Write out the whole listing word for word.

— Records to process —
________________________________________
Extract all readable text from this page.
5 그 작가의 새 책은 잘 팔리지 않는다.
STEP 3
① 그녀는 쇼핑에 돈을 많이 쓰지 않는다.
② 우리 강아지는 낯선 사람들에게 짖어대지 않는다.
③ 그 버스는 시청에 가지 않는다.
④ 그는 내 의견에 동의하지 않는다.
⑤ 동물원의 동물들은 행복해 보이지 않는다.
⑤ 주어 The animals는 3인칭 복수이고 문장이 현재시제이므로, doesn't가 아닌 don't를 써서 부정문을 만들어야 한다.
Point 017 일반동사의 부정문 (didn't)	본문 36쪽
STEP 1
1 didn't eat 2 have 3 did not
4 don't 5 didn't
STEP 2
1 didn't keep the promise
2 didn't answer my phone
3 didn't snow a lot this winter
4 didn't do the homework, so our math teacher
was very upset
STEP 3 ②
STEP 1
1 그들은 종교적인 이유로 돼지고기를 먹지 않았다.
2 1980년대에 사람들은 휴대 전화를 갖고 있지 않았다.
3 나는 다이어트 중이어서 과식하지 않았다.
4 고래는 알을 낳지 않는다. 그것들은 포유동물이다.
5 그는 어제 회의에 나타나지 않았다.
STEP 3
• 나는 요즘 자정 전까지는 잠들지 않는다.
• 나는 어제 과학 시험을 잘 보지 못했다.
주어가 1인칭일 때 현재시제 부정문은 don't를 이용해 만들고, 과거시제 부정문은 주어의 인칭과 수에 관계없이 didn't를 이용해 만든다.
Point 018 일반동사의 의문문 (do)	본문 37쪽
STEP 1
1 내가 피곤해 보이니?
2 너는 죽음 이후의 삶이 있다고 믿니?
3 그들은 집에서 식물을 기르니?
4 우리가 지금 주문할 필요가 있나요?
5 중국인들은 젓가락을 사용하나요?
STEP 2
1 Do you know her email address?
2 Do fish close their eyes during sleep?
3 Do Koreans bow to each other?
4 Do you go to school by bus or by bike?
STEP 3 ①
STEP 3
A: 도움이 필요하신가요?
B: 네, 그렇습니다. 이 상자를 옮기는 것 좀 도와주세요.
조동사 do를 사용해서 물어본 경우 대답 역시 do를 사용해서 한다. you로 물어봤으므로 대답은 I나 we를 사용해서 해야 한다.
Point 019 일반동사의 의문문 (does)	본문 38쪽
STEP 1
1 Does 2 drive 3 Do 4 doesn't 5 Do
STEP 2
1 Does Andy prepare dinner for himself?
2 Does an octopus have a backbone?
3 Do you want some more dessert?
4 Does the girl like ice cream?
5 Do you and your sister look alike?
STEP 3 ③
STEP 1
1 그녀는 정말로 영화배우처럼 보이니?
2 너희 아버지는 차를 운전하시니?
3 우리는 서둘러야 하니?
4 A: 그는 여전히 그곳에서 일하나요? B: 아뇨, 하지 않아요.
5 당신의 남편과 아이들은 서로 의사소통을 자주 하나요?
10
________________________________________
— Expected answer —
Extract all readable text from this page.
5 그 작가의 새 책은 잘 팔리지 않는다.
STEP 3
① 그녀는 쇼핑에 돈을 많이 쓰지 않는다.
② 우리 강아지는 낯선 사람들에게 짖어대지 않는다.
③ 그 버스는 시청에 가지 않는다.
④ 그는 내 의견에 동의하지 않는다.
⑤ 동물원의 동물들은 행복해 보이지 않는다.
⑤ 주어 The animals는 3인칭 복수이고 문장이 현재시제이므로, doesn't가 아닌 don't를 써서 부정문을 만들어야 한다.
Point 017 일반동사의 부정문 (didn't)	본문 36쪽
STEP 1
1 didn't eat 2 have 3 did not
4 don't 5 didn't
STEP 2
1 didn't keep the promise
2 didn't answer my phone
3 didn't snow a lot this winter
4 didn't do the homework, so our math teacher
was very upset
STEP 3 ②
STEP 1
1 그들은 종교적인 이유로 돼지고기를 먹지 않았다.
2 1980년대에 사람들은 휴대 전화를 갖고 있지 않았다.
3 나는 다이어트 중이어서 과식하지 않았다.
4 고래는 알을 낳지 않는다. 그것들은 포유동물이다.
5 그는 어제 회의에 나타나지 않았다.
STEP 3
• 나는 요즘 자정 전까지는 잠들지 않는다.
• 나는 어제 과학 시험을 잘 보지 못했다.
주어가 1인칭일 때 현재시제 부정문은 don't를 이용해 만들고, 과거시제 부정문은 주어의 인칭과 수에 관계없이 didn't를 이용해 만든다.
Point 018 일반동사의 의문문 (do)	본문 37쪽
STEP 1
1 내가 피곤해 보이니?
2 너는 죽음 이후의 삶이 있다고 믿니?
3 그들은 집에서 식물을 기르니?
4 우리가 지금 주문할 필요가 있나요?
5 중국인들은 젓가락을 사용하나요?
STEP 2
1 Do you know her email address?
2 Do fish close their eyes during sleep?
3 Do Koreans bow to each other?
4 Do you go to school by bus or by bike?
STEP 3 ①
STEP 3
A: 도움이 필요하신가요?
B: 네, 그렇습니다. 이 상자를 옮기는 것 좀 도와주세요.
조동사 do를 사용해서 물어본 경우 대답 역시 do를 사용해서 한다. you로 물어봤으므로 대답은 I나 we를 사용해서 해야 한다.
Point 019 일반동사의 의문문 (does)	본문 38쪽
STEP 1
1 Does 2 drive 3 Do 4 doesn't 5 Do
STEP 2
1 Does Andy prepare dinner for himself?
2 Does an octopus have a backbone?
3 Do you want some more dessert?
4 Does the girl like ice cream?
5 Do you and your sister look alike?
STEP 3 ③
STEP 1
1 그녀는 정말로 영화배우처럼 보이니?
2 너희 아버지는 차를 운전하시니?
3 우리는 서둘러야 하니?
4 A: 그는 여전히 그곳에서 일하나요? B: 아뇨, 하지 않아요.
5 당신의 남편과 아이들은 서로 의사소통을 자주 하나요?
10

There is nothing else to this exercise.